GOAL OF THE EXERCISE. Copy the lines word for word, starting at the first line and ending at the line that contains "close-label: Fermer: [698, 25, 724, 34]", with both of those lines included.

MATERIAL FOR THIS EXERCISE.
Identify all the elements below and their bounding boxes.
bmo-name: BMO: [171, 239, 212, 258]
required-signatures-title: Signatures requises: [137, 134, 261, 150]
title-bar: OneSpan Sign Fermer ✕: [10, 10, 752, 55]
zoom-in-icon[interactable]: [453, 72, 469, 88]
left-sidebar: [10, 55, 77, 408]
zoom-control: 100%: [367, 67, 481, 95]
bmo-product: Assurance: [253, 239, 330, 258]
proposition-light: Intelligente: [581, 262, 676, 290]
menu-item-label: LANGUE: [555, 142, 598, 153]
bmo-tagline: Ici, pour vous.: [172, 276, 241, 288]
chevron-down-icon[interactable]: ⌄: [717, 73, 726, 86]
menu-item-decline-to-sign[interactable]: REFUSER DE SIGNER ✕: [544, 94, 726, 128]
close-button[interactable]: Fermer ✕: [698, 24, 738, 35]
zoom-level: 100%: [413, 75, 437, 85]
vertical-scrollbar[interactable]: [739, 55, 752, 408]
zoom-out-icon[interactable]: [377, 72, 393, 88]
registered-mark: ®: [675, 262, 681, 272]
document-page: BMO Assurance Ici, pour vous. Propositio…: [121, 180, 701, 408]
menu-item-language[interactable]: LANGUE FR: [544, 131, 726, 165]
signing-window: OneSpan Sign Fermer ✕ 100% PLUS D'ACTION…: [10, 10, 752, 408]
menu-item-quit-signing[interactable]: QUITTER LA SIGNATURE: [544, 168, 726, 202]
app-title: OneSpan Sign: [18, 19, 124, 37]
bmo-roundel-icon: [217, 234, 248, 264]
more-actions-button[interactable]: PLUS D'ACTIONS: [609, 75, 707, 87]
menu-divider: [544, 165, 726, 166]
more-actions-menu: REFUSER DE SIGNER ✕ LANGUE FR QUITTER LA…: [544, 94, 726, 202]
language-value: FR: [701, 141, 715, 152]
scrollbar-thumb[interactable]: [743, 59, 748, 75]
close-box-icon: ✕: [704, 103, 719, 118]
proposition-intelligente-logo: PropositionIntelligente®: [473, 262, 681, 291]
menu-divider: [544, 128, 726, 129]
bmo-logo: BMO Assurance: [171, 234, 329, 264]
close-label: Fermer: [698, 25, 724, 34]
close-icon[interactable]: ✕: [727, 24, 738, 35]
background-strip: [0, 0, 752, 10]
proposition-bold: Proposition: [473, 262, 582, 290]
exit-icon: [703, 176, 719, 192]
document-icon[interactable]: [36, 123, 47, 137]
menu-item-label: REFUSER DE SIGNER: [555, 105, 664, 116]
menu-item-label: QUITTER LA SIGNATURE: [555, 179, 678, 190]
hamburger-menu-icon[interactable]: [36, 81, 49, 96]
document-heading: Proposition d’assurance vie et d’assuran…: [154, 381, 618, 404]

EXERCISE RESPONSE.
Identify all the elements below and their bounding boxes.
bmo-name: BMO: [171, 239, 212, 258]
required-signatures-title: Signatures requises: [137, 134, 261, 150]
title-bar: OneSpan Sign Fermer ✕: [10, 10, 752, 55]
zoom-in-icon[interactable]: [453, 72, 469, 88]
left-sidebar: [10, 55, 77, 408]
zoom-control: 100%: [367, 67, 481, 95]
bmo-product: Assurance: [253, 239, 330, 258]
proposition-light: Intelligente: [581, 262, 676, 290]
menu-item-label: LANGUE: [555, 142, 598, 153]
bmo-tagline: Ici, pour vous.: [172, 276, 241, 288]
chevron-down-icon[interactable]: ⌄: [717, 73, 726, 86]
menu-item-decline-to-sign[interactable]: REFUSER DE SIGNER ✕: [544, 94, 726, 128]
close-button[interactable]: Fermer ✕: [698, 24, 738, 35]
zoom-level: 100%: [413, 75, 437, 85]
vertical-scrollbar[interactable]: [739, 55, 752, 408]
zoom-out-icon[interactable]: [377, 72, 393, 88]
registered-mark: ®: [675, 262, 681, 272]
document-page: BMO Assurance Ici, pour vous. Propositio…: [121, 180, 701, 408]
menu-item-language[interactable]: LANGUE FR: [544, 131, 726, 165]
signing-window: OneSpan Sign Fermer ✕ 100% PLUS D'ACTION…: [10, 10, 752, 408]
menu-item-quit-signing[interactable]: QUITTER LA SIGNATURE: [544, 168, 726, 202]
app-title: OneSpan Sign: [18, 19, 124, 37]
bmo-roundel-icon: [217, 234, 248, 264]
more-actions-button[interactable]: PLUS D'ACTIONS: [609, 75, 707, 87]
menu-divider: [544, 165, 726, 166]
more-actions-menu: REFUSER DE SIGNER ✕ LANGUE FR QUITTER LA…: [544, 94, 726, 202]
language-value: FR: [701, 141, 715, 152]
scrollbar-thumb[interactable]: [743, 59, 748, 75]
close-box-icon: ✕: [704, 103, 719, 118]
proposition-intelligente-logo: PropositionIntelligente®: [473, 262, 681, 291]
menu-divider: [544, 128, 726, 129]
bmo-logo: BMO Assurance: [171, 234, 329, 264]
close-label: Fermer: [698, 25, 724, 34]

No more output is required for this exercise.